Given instruction :: Edit the entries below by changing every occurrence of "符合要求" to "满足要求", then reproduce all of them with nothing else altered.

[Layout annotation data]
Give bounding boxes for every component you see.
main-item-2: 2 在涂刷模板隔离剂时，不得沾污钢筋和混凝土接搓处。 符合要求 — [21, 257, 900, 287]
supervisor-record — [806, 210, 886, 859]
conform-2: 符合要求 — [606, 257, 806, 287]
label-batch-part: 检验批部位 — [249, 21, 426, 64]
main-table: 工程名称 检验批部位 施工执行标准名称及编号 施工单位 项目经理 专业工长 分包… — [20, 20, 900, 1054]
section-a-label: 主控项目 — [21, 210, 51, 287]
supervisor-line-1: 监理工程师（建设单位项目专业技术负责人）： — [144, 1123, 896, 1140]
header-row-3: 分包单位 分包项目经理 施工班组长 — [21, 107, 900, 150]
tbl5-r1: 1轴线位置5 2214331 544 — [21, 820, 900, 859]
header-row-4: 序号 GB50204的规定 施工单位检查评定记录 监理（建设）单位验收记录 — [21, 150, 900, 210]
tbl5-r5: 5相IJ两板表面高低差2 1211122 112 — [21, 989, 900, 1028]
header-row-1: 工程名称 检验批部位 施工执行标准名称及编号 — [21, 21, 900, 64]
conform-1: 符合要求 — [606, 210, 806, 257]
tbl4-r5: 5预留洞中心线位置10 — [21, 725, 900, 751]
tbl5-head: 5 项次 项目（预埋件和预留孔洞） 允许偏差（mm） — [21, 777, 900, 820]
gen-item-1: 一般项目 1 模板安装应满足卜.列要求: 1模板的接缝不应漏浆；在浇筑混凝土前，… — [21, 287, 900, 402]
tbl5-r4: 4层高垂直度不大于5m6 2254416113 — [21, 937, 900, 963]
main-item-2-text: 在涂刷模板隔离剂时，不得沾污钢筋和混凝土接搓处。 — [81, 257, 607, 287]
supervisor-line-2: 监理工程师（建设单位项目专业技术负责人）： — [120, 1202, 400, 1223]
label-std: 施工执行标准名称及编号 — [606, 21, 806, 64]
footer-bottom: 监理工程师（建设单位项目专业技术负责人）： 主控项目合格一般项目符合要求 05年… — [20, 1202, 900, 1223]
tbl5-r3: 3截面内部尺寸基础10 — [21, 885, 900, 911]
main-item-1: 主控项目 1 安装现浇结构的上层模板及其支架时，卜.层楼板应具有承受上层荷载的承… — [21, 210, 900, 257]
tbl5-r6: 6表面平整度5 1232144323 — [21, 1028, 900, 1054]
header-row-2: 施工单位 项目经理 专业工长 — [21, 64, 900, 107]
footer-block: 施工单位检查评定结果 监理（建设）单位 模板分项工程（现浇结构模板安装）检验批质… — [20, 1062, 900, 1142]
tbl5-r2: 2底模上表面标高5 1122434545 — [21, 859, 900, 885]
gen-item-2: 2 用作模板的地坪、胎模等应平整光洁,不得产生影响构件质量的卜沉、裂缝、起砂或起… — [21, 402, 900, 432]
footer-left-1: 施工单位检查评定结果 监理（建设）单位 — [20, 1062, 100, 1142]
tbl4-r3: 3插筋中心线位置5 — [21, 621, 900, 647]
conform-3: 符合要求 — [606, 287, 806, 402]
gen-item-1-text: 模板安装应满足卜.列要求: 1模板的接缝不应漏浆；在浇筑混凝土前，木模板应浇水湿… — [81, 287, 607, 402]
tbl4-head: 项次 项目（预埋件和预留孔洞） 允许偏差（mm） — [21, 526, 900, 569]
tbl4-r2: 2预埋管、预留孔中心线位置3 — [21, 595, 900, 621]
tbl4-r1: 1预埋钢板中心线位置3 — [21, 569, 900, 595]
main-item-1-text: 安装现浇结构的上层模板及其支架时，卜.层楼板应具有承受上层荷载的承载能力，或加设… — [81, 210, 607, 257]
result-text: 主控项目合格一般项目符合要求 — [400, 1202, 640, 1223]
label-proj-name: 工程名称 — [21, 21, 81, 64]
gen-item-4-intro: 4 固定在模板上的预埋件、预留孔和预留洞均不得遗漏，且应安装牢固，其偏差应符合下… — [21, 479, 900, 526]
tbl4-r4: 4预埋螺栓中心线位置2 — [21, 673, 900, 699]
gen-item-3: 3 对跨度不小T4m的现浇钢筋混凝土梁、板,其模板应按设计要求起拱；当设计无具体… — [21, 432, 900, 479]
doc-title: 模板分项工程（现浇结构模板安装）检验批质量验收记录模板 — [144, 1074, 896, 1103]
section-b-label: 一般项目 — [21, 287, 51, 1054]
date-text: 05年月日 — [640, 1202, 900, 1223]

Completed exercise ::
Give bounding boxes for every component you see.
main-item-2: 2 在涂刷模板隔离剂时，不得沾污钢筋和混凝土接搓处。 满足要求 — [21, 257, 900, 287]
supervisor-record — [806, 210, 886, 859]
conform-2: 满足要求 — [606, 257, 806, 287]
label-batch-part: 检验批部位 — [249, 21, 426, 64]
main-table: 工程名称 检验批部位 施工执行标准名称及编号 施工单位 项目经理 专业工长 分包… — [20, 20, 900, 1054]
section-a-label: 主控项目 — [21, 210, 51, 287]
supervisor-line-1: 监理工程师（建设单位项目专业技术负责人）： — [144, 1123, 896, 1140]
header-row-3: 分包单位 分包项目经理 施工班组长 — [21, 107, 900, 150]
tbl5-r1: 1轴线位置5 2214331 544 — [21, 820, 900, 859]
header-row-4: 序号 GB50204的规定 施工单位检查评定记录 监理（建设）单位验收记录 — [21, 150, 900, 210]
tbl5-r5: 5相IJ两板表面高低差2 1211122 112 — [21, 989, 900, 1028]
header-row-1: 工程名称 检验批部位 施工执行标准名称及编号 — [21, 21, 900, 64]
conform-1: 满足要求 — [606, 210, 806, 257]
tbl4-r5: 5预留洞中心线位置10 — [21, 725, 900, 751]
tbl5-head: 5 项次 项目（预埋件和预留孔洞） 允许偏差（mm） — [21, 777, 900, 820]
gen-item-1: 一般项目 1 模板安装应满足卜.列要求: 1模板的接缝不应漏浆；在浇筑混凝土前，… — [21, 287, 900, 402]
tbl5-r4: 4层高垂直度不大于5m6 2254416113 — [21, 937, 900, 963]
main-item-2-text: 在涂刷模板隔离剂时，不得沾污钢筋和混凝土接搓处。 — [81, 257, 607, 287]
supervisor-line-2: 监理工程师（建设单位项目专业技术负责人）： — [120, 1202, 400, 1223]
label-std: 施工执行标准名称及编号 — [606, 21, 806, 64]
footer-bottom: 监理工程师（建设单位项目专业技术负责人）： 主控项目合格一般项目满足要求 05年… — [20, 1202, 900, 1223]
tbl5-r3: 3截面内部尺寸基础10 — [21, 885, 900, 911]
main-item-1: 主控项目 1 安装现浇结构的上层模板及其支架时，卜.层楼板应具有承受上层荷载的承… — [21, 210, 900, 257]
tbl5-r6: 6表面平整度5 1232144323 — [21, 1028, 900, 1054]
header-row-2: 施工单位 项目经理 专业工长 — [21, 64, 900, 107]
footer-block: 施工单位检查评定结果 监理（建设）单位 模板分项工程（现浇结构模板安装）检验批质… — [20, 1062, 900, 1142]
tbl5-r2: 2底模上表面标高5 1122434545 — [21, 859, 900, 885]
gen-item-2: 2 用作模板的地坪、胎模等应平整光洁,不得产生影响构件质量的卜沉、裂缝、起砂或起… — [21, 402, 900, 432]
footer-left-1: 施工单位检查评定结果 监理（建设）单位 — [20, 1062, 100, 1142]
tbl4-r3: 3插筋中心线位置5 — [21, 621, 900, 647]
conform-3: 满足要求 — [606, 287, 806, 402]
gen-item-1-text: 模板安装应满足卜.列要求: 1模板的接缝不应漏浆；在浇筑混凝土前，木模板应浇水湿… — [81, 287, 607, 402]
tbl4-head: 项次 项目（预埋件和预留孔洞） 允许偏差（mm） — [21, 526, 900, 569]
tbl4-r2: 2预埋管、预留孔中心线位置3 — [21, 595, 900, 621]
tbl4-r1: 1预埋钢板中心线位置3 — [21, 569, 900, 595]
main-item-1-text: 安装现浇结构的上层模板及其支架时，卜.层楼板应具有承受上层荷载的承载能力，或加设… — [81, 210, 607, 257]
result-text: 主控项目合格一般项目满足要求 — [400, 1202, 640, 1223]
label-proj-name: 工程名称 — [21, 21, 81, 64]
gen-item-4-intro: 4 固定在模板上的预埋件、预留孔和预留洞均不得遗漏，且应安装牢固，其偏差应符合下… — [21, 479, 900, 526]
tbl4-r4: 4预埋螺栓中心线位置2 — [21, 673, 900, 699]
gen-item-3: 3 对跨度不小T4m的现浇钢筋混凝土梁、板,其模板应按设计要求起拱；当设计无具体… — [21, 432, 900, 479]
doc-title: 模板分项工程（现浇结构模板安装）检验批质量验收记录模板 — [144, 1074, 896, 1103]
section-b-label: 一般项目 — [21, 287, 51, 1054]
date-text: 05年月日 — [640, 1202, 900, 1223]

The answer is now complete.